[Directions]: Repeat each line word for word.

Figure record listings
━━━━━━━━
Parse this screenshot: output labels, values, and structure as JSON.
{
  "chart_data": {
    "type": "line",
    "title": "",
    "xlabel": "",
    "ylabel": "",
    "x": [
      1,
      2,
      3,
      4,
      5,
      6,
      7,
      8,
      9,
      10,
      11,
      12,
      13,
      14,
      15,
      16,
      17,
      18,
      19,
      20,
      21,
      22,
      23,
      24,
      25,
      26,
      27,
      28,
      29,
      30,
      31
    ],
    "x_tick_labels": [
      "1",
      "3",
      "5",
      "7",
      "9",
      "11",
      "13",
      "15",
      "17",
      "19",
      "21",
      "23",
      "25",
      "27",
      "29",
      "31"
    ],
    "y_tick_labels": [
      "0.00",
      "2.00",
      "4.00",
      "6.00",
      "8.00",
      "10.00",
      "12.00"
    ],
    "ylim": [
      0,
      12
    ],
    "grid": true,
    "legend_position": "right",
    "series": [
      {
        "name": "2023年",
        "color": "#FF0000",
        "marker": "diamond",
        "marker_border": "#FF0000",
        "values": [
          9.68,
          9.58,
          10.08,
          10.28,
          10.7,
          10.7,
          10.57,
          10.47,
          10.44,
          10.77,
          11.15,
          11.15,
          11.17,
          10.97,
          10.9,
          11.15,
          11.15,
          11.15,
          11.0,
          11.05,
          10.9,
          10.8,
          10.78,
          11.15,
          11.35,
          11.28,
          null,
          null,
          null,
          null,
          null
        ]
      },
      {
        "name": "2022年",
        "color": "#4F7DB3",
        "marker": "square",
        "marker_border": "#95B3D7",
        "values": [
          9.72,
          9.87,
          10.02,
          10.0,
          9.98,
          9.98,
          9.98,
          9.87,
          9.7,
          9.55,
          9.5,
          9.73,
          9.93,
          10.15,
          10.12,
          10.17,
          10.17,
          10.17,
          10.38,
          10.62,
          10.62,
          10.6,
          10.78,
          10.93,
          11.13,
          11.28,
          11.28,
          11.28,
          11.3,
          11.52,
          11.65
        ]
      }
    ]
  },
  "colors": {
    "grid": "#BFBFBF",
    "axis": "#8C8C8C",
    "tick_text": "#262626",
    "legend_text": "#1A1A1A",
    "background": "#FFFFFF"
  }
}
━━━━━━━━
[Solved exercise]:
Parse this screenshot: output labels, values, and structure as JSON.
{
  "chart_data": {
    "type": "line",
    "title": "",
    "xlabel": "",
    "ylabel": "",
    "x": [
      1,
      2,
      3,
      4,
      5,
      6,
      7,
      8,
      9,
      10,
      11,
      12,
      13,
      14,
      15,
      16,
      17,
      18,
      19,
      20,
      21,
      22,
      23,
      24,
      25,
      26,
      27,
      28,
      29,
      30,
      31
    ],
    "x_tick_labels": [
      "1",
      "3",
      "5",
      "7",
      "9",
      "11",
      "13",
      "15",
      "17",
      "19",
      "21",
      "23",
      "25",
      "27",
      "29",
      "31"
    ],
    "y_tick_labels": [
      "0.00",
      "2.00",
      "4.00",
      "6.00",
      "8.00",
      "10.00",
      "12.00"
    ],
    "ylim": [
      0,
      12
    ],
    "grid": true,
    "legend_position": "right",
    "series": [
      {
        "name": "2023年",
        "color": "#FF0000",
        "marker": "diamond",
        "marker_border": "#FF0000",
        "values": [
          9.68,
          9.58,
          10.08,
          10.28,
          10.7,
          10.7,
          10.57,
          10.47,
          10.44,
          10.77,
          11.15,
          11.15,
          11.17,
          10.97,
          10.9,
          11.15,
          11.15,
          11.15,
          11.0,
          11.05,
          10.9,
          10.8,
          10.78,
          11.15,
          11.35,
          11.28,
          null,
          null,
          null,
          null,
          null
        ]
      },
      {
        "name": "2022年",
        "color": "#4F7DB3",
        "marker": "square",
        "marker_border": "#95B3D7",
        "values": [
          9.72,
          9.87,
          10.02,
          10.0,
          9.98,
          9.98,
          9.98,
          9.87,
          9.7,
          9.55,
          9.5,
          9.73,
          9.93,
          10.15,
          10.12,
          10.17,
          10.17,
          10.17,
          10.38,
          10.62,
          10.62,
          10.6,
          10.78,
          10.93,
          11.13,
          11.28,
          11.28,
          11.28,
          11.3,
          11.52,
          11.65
        ]
      }
    ]
  },
  "colors": {
    "grid": "#BFBFBF",
    "axis": "#8C8C8C",
    "tick_text": "#262626",
    "legend_text": "#1A1A1A",
    "background": "#FFFFFF"
  }
}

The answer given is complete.